### [EXERCISE OBJECTIVE]
Scan the records for the string "period"; copy each line where it occurs.
BEGIN
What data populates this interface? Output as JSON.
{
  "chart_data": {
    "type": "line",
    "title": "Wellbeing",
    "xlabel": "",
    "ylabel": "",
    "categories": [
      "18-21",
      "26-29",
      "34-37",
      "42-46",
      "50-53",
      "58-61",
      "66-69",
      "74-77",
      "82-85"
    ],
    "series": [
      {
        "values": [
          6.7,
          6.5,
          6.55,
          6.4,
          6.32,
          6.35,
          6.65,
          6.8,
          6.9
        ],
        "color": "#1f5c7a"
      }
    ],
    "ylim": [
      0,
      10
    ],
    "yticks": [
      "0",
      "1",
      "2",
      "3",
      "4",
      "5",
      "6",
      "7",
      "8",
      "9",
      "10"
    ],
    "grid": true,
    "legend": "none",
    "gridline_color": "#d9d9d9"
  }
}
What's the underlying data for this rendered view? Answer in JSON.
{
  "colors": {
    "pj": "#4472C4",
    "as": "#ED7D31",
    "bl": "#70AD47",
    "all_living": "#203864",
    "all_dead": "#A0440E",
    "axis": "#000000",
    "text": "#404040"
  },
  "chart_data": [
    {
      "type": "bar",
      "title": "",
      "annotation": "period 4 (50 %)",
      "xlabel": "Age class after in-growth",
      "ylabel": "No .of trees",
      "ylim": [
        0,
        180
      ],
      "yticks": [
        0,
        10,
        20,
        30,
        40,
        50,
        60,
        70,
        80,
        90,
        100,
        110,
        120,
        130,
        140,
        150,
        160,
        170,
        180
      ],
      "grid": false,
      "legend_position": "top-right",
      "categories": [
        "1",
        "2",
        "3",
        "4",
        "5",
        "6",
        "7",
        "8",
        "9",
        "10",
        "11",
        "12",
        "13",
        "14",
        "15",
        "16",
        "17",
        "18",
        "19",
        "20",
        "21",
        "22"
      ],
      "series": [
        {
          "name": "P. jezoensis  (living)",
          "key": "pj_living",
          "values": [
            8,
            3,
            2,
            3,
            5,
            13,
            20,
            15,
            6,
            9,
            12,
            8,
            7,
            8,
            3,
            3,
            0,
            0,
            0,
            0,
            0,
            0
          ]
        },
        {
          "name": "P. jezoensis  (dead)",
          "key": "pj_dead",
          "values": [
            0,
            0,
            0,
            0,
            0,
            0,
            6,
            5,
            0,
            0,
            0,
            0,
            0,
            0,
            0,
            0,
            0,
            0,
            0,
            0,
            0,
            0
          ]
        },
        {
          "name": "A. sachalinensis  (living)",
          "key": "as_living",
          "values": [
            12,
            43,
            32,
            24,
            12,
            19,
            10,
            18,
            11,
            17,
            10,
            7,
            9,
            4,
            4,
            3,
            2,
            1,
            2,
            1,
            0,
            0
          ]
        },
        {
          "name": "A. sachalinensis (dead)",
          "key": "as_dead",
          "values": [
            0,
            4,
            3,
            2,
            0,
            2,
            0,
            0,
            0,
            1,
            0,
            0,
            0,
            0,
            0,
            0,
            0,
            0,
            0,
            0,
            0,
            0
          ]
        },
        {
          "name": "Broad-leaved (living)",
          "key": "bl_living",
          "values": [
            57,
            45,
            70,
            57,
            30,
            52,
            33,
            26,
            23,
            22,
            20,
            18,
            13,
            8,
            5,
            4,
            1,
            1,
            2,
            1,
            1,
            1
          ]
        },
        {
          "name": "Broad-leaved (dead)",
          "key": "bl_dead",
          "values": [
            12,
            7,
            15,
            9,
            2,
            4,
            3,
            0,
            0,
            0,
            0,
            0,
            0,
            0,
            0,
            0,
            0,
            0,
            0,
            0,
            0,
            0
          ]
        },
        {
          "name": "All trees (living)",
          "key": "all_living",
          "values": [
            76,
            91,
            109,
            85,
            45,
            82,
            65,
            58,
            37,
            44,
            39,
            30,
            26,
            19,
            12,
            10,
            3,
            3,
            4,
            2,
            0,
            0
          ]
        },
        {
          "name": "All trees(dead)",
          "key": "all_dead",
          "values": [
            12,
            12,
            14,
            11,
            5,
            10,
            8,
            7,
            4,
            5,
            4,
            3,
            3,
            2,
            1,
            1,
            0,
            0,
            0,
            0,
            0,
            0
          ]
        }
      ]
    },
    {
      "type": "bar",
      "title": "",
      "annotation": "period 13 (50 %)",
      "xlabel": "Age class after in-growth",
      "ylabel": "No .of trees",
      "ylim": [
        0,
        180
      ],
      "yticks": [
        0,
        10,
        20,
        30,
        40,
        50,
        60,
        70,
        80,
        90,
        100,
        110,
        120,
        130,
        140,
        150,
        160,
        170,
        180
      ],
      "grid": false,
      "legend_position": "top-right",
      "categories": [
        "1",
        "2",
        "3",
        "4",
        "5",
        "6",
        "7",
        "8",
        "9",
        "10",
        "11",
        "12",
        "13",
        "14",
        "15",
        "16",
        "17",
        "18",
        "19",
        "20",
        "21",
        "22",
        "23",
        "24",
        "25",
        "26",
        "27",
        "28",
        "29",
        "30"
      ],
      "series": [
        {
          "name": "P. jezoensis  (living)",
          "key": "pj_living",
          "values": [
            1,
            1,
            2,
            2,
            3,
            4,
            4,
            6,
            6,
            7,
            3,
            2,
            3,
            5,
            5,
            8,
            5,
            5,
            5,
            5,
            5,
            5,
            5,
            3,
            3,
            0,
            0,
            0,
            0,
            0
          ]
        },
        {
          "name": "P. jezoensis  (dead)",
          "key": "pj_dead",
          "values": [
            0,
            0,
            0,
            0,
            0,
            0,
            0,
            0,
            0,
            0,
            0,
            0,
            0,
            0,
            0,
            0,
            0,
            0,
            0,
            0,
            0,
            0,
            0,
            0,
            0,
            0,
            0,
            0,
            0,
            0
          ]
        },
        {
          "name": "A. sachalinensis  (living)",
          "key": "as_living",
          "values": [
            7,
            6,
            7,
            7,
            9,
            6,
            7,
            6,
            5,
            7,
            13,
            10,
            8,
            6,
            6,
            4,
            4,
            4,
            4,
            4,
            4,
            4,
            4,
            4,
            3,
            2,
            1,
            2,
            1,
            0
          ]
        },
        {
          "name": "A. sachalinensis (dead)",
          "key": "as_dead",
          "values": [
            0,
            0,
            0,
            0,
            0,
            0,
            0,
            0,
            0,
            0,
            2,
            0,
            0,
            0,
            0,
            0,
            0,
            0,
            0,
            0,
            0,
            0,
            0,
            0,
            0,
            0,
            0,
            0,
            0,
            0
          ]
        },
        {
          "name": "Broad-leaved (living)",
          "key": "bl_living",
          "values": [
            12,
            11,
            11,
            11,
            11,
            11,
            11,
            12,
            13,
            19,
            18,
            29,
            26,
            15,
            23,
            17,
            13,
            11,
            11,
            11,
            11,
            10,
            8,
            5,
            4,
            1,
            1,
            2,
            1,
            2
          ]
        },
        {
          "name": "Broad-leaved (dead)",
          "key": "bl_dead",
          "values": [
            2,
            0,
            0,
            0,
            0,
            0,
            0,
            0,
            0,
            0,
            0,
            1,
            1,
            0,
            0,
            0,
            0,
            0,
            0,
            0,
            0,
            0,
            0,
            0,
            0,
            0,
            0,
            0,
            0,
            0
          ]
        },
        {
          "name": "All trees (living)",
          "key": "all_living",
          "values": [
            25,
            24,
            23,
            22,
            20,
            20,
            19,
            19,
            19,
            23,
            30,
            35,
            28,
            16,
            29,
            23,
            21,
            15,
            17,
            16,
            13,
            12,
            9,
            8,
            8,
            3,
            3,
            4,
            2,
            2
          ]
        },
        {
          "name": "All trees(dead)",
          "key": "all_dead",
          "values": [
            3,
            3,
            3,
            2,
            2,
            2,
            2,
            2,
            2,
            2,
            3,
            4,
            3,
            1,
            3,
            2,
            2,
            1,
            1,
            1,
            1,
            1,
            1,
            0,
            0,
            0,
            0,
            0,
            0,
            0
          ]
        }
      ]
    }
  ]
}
END
### [ANSWER TO THE PROBLEM]
      "annotation": "period 4 (50 %)",
      "annotation": "period 13 (50 %)",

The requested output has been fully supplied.